--- Begin DATASET EXCERPTS ---
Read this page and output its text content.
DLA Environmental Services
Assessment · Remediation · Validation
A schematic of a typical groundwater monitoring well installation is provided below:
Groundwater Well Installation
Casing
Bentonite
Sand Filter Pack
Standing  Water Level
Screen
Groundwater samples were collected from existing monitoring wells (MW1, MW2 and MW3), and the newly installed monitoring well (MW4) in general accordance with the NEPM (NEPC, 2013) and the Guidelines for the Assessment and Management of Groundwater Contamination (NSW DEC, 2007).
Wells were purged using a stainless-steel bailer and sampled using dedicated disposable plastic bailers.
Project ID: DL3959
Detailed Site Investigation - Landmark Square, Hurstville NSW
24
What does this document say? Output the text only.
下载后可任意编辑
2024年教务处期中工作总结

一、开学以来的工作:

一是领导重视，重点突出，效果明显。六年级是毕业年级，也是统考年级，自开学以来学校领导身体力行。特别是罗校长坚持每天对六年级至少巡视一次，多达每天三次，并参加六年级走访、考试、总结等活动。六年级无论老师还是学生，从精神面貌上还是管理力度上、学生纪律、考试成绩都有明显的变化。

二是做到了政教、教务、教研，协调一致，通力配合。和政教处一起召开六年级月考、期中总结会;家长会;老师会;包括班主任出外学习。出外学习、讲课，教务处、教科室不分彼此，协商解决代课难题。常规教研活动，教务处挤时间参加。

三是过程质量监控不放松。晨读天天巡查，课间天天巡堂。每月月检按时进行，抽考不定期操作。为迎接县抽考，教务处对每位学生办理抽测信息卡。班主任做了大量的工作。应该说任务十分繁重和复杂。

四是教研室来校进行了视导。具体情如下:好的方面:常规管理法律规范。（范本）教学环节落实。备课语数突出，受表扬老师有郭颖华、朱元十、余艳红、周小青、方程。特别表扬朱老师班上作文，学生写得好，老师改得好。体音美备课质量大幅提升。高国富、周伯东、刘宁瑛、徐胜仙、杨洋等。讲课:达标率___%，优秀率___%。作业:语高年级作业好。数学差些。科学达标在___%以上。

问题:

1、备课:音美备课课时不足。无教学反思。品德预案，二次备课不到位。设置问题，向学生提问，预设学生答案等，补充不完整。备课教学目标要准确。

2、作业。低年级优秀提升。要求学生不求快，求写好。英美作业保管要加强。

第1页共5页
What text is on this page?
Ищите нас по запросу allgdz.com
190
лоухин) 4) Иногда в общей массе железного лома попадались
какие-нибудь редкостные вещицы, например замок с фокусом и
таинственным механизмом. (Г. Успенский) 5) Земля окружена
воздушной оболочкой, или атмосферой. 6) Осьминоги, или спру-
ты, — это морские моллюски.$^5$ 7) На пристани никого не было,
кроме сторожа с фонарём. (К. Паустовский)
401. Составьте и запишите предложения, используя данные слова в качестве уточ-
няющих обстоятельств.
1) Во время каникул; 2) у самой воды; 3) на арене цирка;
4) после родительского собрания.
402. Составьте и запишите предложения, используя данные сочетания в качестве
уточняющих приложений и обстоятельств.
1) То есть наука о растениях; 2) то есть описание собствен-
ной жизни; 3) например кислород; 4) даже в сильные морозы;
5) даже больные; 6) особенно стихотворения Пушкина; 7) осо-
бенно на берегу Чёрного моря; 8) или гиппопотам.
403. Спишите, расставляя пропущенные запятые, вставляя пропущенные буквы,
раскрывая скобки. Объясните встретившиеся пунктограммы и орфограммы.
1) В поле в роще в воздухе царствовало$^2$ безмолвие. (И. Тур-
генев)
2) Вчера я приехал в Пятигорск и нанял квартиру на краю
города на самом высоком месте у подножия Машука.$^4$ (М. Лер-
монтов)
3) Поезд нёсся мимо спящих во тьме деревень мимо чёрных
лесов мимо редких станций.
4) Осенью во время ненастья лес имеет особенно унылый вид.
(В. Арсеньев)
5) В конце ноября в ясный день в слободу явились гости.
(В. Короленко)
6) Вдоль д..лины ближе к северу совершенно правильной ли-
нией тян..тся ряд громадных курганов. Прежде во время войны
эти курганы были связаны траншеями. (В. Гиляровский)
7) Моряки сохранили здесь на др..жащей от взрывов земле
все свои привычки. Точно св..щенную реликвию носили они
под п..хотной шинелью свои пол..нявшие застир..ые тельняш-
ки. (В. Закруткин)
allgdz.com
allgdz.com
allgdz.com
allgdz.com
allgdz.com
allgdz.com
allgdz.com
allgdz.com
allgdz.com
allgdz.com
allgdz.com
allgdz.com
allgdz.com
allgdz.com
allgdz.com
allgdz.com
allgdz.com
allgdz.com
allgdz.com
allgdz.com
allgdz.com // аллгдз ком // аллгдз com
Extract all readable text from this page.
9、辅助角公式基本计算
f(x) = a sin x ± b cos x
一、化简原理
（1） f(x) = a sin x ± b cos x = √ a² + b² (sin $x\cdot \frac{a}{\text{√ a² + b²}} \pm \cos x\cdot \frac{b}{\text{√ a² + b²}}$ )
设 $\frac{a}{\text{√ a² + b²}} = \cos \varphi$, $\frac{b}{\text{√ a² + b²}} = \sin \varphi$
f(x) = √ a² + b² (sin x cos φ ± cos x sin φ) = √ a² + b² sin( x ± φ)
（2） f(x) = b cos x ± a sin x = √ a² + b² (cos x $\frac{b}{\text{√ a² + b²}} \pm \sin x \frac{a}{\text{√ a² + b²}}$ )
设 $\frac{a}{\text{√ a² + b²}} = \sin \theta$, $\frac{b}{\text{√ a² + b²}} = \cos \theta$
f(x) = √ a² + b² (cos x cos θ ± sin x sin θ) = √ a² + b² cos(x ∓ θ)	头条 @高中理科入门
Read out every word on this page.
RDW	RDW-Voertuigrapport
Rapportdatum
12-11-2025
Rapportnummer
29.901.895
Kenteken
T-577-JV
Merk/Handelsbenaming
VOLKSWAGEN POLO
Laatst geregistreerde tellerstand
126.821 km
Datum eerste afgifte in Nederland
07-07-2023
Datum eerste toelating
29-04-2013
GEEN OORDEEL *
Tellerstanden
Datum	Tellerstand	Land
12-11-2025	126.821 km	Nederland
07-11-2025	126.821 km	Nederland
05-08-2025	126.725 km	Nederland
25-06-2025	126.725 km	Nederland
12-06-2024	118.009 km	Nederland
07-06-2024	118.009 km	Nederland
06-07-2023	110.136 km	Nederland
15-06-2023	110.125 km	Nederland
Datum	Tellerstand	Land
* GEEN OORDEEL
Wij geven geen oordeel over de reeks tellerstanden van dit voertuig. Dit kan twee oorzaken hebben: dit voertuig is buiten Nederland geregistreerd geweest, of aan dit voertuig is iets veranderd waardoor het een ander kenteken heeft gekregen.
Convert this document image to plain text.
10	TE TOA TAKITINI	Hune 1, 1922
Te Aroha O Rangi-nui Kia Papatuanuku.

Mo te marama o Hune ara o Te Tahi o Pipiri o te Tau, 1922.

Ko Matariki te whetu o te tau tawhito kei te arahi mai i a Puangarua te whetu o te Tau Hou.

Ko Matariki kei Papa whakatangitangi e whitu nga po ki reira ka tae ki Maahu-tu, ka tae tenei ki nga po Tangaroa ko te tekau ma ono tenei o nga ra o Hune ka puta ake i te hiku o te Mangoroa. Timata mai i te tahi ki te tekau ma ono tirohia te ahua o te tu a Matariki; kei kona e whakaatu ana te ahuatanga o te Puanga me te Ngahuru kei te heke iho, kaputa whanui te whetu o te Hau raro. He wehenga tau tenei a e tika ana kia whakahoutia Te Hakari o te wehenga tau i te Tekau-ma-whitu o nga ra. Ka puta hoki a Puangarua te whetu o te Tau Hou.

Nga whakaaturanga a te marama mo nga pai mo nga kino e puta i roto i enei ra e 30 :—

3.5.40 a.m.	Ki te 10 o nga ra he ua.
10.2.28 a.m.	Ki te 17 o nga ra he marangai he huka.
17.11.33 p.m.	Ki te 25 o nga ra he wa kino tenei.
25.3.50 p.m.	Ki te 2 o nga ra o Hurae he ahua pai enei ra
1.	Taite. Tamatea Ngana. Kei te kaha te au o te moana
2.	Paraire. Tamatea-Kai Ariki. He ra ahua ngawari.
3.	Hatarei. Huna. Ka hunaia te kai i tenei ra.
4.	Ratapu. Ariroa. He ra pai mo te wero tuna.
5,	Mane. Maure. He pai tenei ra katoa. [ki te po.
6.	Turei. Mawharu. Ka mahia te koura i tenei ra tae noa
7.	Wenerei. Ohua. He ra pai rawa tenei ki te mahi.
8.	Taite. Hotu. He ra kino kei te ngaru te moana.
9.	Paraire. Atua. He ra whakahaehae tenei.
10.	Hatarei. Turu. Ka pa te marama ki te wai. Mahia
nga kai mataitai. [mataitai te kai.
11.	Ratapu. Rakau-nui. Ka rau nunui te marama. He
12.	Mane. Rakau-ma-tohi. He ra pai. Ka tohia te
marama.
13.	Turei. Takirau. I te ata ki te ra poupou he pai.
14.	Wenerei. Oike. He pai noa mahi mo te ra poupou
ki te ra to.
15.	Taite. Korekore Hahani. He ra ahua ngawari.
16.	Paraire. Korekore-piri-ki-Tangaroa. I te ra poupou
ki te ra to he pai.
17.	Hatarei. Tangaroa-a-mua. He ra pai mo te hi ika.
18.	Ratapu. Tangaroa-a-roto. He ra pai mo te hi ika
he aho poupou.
--- End DATASET EXCERPTS ---
Copy out all lines above that include the string "were".

## RESPONSE
Groundwater samples were collected from existing monitoring wells (MW1, MW2 and MW3), and the newly installed monitoring well (MW4) in general accordance with the NEPM (NEPC, 2013) and the Guidelines for the Assessment and Management of Groundwater Contamination (NSW DEC, 2007).
Wells were purged using a stainless-steel bailer and sampled using dedicated disposable plastic bailers.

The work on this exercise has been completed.